**WORK REQUIRED**
Pick out every line that holds the string "text" and copy it.

**DATA FOR THE TASK**
● ● ● ● ●

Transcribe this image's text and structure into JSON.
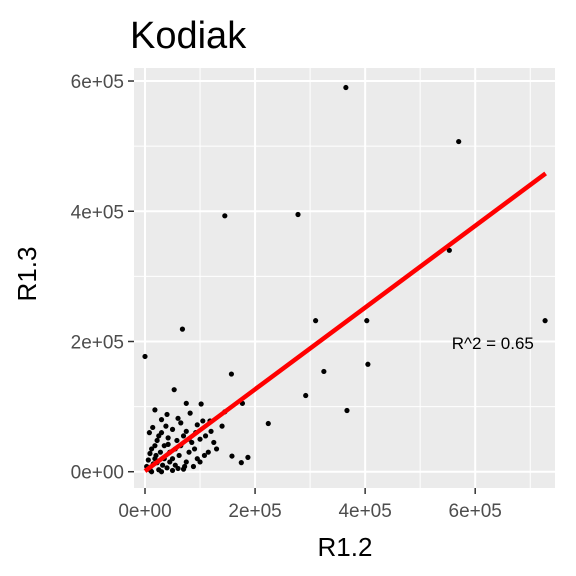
{
  "chart_data": {
    "type": "scatter",
    "title": "Kodiak",
    "xlabel": "R1.2",
    "ylabel": "R1.3",
    "xlim": [
      -20000,
      745000
    ],
    "ylim": [
      -25000,
      620000
    ],
    "x_ticks": [
      0,
      200000,
      400000,
      600000
    ],
    "x_tick_labels": [
      "0e+00",
      "2e+05",
      "4e+05",
      "6e+05"
    ],
    "y_ticks": [
      0,
      200000,
      400000,
      600000
    ],
    "y_tick_labels": [
      "0e+00",
      "2e+05",
      "4e+05",
      "6e+05"
    ],
    "grid": true,
    "background": "#ebebeb",
    "point_color": "#000000",
    "fit_line": {
      "color": "#ff0000",
      "x": [
        0,
        728000
      ],
      "y": [
        1000,
        458000
      ]
    },
    "annotation": {
      "text": "R^2 = 0.65",
      "x": 632000,
      "y": 198000
    },
    "points": [
      [
        365000,
        590000
      ],
      [
        570000,
        507000
      ],
      [
        278000,
        395000
      ],
      [
        145000,
        393000
      ],
      [
        553000,
        340000
      ],
      [
        727000,
        232000
      ],
      [
        310000,
        232000
      ],
      [
        403000,
        232000
      ],
      [
        68000,
        219000
      ],
      [
        0,
        177000
      ],
      [
        405000,
        165000
      ],
      [
        325000,
        154000
      ],
      [
        157000,
        150000
      ],
      [
        53000,
        126000
      ],
      [
        292000,
        117000
      ],
      [
        177000,
        105000
      ],
      [
        367000,
        94000
      ],
      [
        224000,
        74000
      ],
      [
        18000,
        95000
      ],
      [
        75000,
        105000
      ],
      [
        102000,
        104000
      ],
      [
        82000,
        90000
      ],
      [
        145000,
        92000
      ],
      [
        118000,
        78000
      ],
      [
        158000,
        24000
      ],
      [
        187000,
        22000
      ],
      [
        175000,
        14000
      ],
      [
        120000,
        62000
      ],
      [
        140000,
        70000
      ],
      [
        95000,
        72000
      ],
      [
        105000,
        78000
      ],
      [
        60000,
        82000
      ],
      [
        40000,
        88000
      ],
      [
        30000,
        80000
      ],
      [
        50000,
        65000
      ],
      [
        70000,
        55000
      ],
      [
        85000,
        45000
      ],
      [
        115000,
        30000
      ],
      [
        95000,
        20000
      ],
      [
        75000,
        15000
      ],
      [
        55000,
        10000
      ],
      [
        40000,
        6000
      ],
      [
        25000,
        3000
      ],
      [
        10000,
        2000
      ],
      [
        5000,
        5000
      ],
      [
        15000,
        12000
      ],
      [
        20000,
        25000
      ],
      [
        12000,
        35000
      ],
      [
        22000,
        48000
      ],
      [
        8000,
        60000
      ],
      [
        30000,
        60000
      ],
      [
        35000,
        40000
      ],
      [
        45000,
        30000
      ],
      [
        50000,
        20000
      ],
      [
        62000,
        25000
      ],
      [
        65000,
        40000
      ],
      [
        80000,
        30000
      ],
      [
        90000,
        35000
      ],
      [
        100000,
        50000
      ],
      [
        110000,
        55000
      ],
      [
        125000,
        45000
      ],
      [
        130000,
        35000
      ],
      [
        108000,
        25000
      ],
      [
        100000,
        15000
      ],
      [
        72000,
        8000
      ],
      [
        60000,
        5000
      ],
      [
        45000,
        15000
      ],
      [
        35000,
        20000
      ],
      [
        28000,
        30000
      ],
      [
        18000,
        40000
      ],
      [
        6000,
        18000
      ],
      [
        3000,
        8000
      ],
      [
        12000,
        0
      ],
      [
        30000,
        0
      ],
      [
        50000,
        2000
      ],
      [
        70000,
        4000
      ],
      [
        88000,
        8000
      ],
      [
        25000,
        55000
      ],
      [
        42000,
        52000
      ],
      [
        58000,
        48000
      ],
      [
        75000,
        62000
      ],
      [
        92000,
        60000
      ],
      [
        14000,
        68000
      ],
      [
        38000,
        70000
      ],
      [
        65000,
        75000
      ],
      [
        22000,
        14000
      ],
      [
        32000,
        10000
      ],
      [
        42000,
        42000
      ],
      [
        55000,
        35000
      ],
      [
        80000,
        50000
      ],
      [
        18000,
        20000
      ],
      [
        9000,
        28000
      ]
    ]
  }
}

● ● ● ● ●

**IN RESPONSE**
Transcribe this image's text and structure into JSON.
      "text": "R^2 = 0.65",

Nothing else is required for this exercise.